Extract all of the data and reproduce it precisely.

■ ■ ■ ■ ■ ■ ■

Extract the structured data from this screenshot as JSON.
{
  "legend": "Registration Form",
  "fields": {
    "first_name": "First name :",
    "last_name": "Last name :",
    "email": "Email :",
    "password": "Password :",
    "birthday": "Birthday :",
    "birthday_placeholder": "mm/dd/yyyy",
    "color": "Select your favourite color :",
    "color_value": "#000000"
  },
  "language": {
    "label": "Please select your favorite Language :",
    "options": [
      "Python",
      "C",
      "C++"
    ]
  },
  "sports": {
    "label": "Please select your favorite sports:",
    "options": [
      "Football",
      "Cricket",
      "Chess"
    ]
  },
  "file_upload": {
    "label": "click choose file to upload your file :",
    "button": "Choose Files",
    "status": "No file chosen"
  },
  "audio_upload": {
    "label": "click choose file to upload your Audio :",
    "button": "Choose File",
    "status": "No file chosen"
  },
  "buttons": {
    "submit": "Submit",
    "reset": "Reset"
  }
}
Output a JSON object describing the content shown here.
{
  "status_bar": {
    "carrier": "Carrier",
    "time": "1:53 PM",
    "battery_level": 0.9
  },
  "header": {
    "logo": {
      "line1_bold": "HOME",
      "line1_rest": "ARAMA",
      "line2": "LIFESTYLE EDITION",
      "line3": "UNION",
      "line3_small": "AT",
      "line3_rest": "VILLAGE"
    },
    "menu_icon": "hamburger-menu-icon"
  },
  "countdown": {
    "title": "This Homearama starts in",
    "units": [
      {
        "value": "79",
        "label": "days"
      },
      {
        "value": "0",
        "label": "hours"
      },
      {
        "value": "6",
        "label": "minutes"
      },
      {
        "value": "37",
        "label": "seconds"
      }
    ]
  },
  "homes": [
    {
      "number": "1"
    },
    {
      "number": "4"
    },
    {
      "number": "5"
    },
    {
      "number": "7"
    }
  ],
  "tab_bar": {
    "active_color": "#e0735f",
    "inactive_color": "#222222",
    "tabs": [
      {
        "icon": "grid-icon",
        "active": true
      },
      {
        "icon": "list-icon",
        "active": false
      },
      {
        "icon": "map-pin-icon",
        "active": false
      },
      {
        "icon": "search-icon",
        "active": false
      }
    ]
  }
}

■ ■ ■ ■ ■ ■ ■

* Solution to this exercise
Extract the structured data from this screenshot as JSON.
{
  "legend": "Registration Form",
  "fields": {
    "first_name": "First name :",
    "last_name": "Last name :",
    "email": "Email :",
    "password": "Password :",
    "birthday": "Birthday :",
    "birthday_placeholder": "mm/dd/yyyy",
    "color": "Select your favourite color :",
    "color_value": "#000000"
  },
  "language": {
    "label": "Please select your favorite Language :",
    "options": [
      "Python",
      "C",
      "C++"
    ]
  },
  "sports": {
    "label": "Please select your favorite sports:",
    "options": [
      "Football",
      "Cricket",
      "Chess"
    ]
  },
  "file_upload": {
    "label": "click choose file to upload your file :",
    "button": "Choose Files",
    "status": "No file chosen"
  },
  "audio_upload": {
    "label": "click choose file to upload your Audio :",
    "button": "Choose File",
    "status": "No file chosen"
  },
  "buttons": {
    "submit": "Submit",
    "reset": "Reset"
  }
}
Output a JSON object describing the content shown here.
{
  "status_bar": {
    "carrier": "Carrier",
    "time": "1:53 PM",
    "battery_level": 0.9
  },
  "header": {
    "logo": {
      "line1_bold": "HOME",
      "line1_rest": "ARAMA",
      "line2": "LIFESTYLE EDITION",
      "line3": "UNION",
      "line3_small": "AT",
      "line3_rest": "VILLAGE"
    },
    "menu_icon": "hamburger-menu-icon"
  },
  "countdown": {
    "title": "This Homearama starts in",
    "units": [
      {
        "value": "79",
        "label": "days"
      },
      {
        "value": "0",
        "label": "hours"
      },
      {
        "value": "6",
        "label": "minutes"
      },
      {
        "value": "37",
        "label": "seconds"
      }
    ]
  },
  "homes": [
    {
      "number": "1"
    },
    {
      "number": "4"
    },
    {
      "number": "5"
    },
    {
      "number": "7"
    }
  ],
  "tab_bar": {
    "active_color": "#e0735f",
    "inactive_color": "#222222",
    "tabs": [
      {
        "icon": "grid-icon",
        "active": true
      },
      {
        "icon": "list-icon",
        "active": false
      },
      {
        "icon": "map-pin-icon",
        "active": false
      },
      {
        "icon": "search-icon",
        "active": false
      }
    ]
  }
}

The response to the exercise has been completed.